** Begin **

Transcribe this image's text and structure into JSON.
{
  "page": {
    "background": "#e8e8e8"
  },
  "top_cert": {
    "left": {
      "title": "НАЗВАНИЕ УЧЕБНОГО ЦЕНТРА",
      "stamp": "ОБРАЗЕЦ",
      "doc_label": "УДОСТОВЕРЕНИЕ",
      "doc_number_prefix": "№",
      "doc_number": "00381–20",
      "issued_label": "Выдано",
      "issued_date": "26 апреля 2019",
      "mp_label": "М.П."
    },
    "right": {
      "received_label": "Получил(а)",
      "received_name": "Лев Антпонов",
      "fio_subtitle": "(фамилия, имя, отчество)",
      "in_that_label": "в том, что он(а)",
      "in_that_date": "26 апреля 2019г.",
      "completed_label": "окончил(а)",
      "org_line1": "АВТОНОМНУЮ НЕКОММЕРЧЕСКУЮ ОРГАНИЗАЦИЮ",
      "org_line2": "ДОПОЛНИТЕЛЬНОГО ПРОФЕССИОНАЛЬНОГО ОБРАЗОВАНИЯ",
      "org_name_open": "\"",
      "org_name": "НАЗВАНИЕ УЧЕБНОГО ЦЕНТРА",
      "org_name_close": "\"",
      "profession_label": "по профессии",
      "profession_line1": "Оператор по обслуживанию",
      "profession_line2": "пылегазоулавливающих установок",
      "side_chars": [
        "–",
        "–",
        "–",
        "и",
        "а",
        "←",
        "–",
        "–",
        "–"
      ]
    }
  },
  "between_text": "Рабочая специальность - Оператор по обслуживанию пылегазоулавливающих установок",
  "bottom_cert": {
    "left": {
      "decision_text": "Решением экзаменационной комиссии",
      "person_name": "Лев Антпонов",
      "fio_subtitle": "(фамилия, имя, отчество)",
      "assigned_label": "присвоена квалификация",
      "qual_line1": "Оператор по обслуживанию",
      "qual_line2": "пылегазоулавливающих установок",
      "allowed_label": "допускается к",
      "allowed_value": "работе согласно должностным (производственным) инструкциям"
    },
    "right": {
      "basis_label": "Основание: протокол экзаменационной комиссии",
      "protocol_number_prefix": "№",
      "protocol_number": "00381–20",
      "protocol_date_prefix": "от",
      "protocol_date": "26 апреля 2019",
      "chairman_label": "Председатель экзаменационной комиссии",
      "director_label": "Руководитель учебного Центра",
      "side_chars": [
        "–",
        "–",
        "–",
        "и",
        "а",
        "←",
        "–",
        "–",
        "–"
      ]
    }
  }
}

** End **

# THE TASK
Exact output of every entry is required.

# RESPONSE
Transcribe this image's text and structure into JSON.
{
  "page": {
    "background": "#e8e8e8"
  },
  "top_cert": {
    "left": {
      "title": "НАЗВАНИЕ УЧЕБНОГО ЦЕНТРА",
      "stamp": "ОБРАЗЕЦ",
      "doc_label": "УДОСТОВЕРЕНИЕ",
      "doc_number_prefix": "№",
      "doc_number": "00381–20",
      "issued_label": "Выдано",
      "issued_date": "26 апреля 2019",
      "mp_label": "М.П."
    },
    "right": {
      "received_label": "Получил(а)",
      "received_name": "Лев Антпонов",
      "fio_subtitle": "(фамилия, имя, отчество)",
      "in_that_label": "в том, что он(а)",
      "in_that_date": "26 апреля 2019г.",
      "completed_label": "окончил(а)",
      "org_line1": "АВТОНОМНУЮ НЕКОММЕРЧЕСКУЮ ОРГАНИЗАЦИЮ",
      "org_line2": "ДОПОЛНИТЕЛЬНОГО ПРОФЕССИОНАЛЬНОГО ОБРАЗОВАНИЯ",
      "org_name_open": "\"",
      "org_name": "НАЗВАНИЕ УЧЕБНОГО ЦЕНТРА",
      "org_name_close": "\"",
      "profession_label": "по профессии",
      "profession_line1": "Оператор по обслуживанию",
      "profession_line2": "пылегазоулавливающих установок",
      "side_chars": [
        "–",
        "–",
        "–",
        "и",
        "а",
        "←",
        "–",
        "–",
        "–"
      ]
    }
  },
  "between_text": "Рабочая специальность - Оператор по обслуживанию пылегазоулавливающих установок",
  "bottom_cert": {
    "left": {
      "decision_text": "Решением экзаменационной комиссии",
      "person_name": "Лев Антпонов",
      "fio_subtitle": "(фамилия, имя, отчество)",
      "assigned_label": "присвоена квалификация",
      "qual_line1": "Оператор по обслуживанию",
      "qual_line2": "пылегазоулавливающих установок",
      "allowed_label": "допускается к",
      "allowed_value": "работе согласно должностным (производственным) инструкциям"
    },
    "right": {
      "basis_label": "Основание: протокол экзаменационной комиссии",
      "protocol_number_prefix": "№",
      "protocol_number": "00381–20",
      "protocol_date_prefix": "от",
      "protocol_date": "26 апреля 2019",
      "chairman_label": "Председатель экзаменационной комиссии",
      "director_label": "Руководитель учебного Центра",
      "side_chars": [
        "–",
        "–",
        "–",
        "и",
        "а",
        "←",
        "–",
        "–",
        "–"
      ]
    }
  }
}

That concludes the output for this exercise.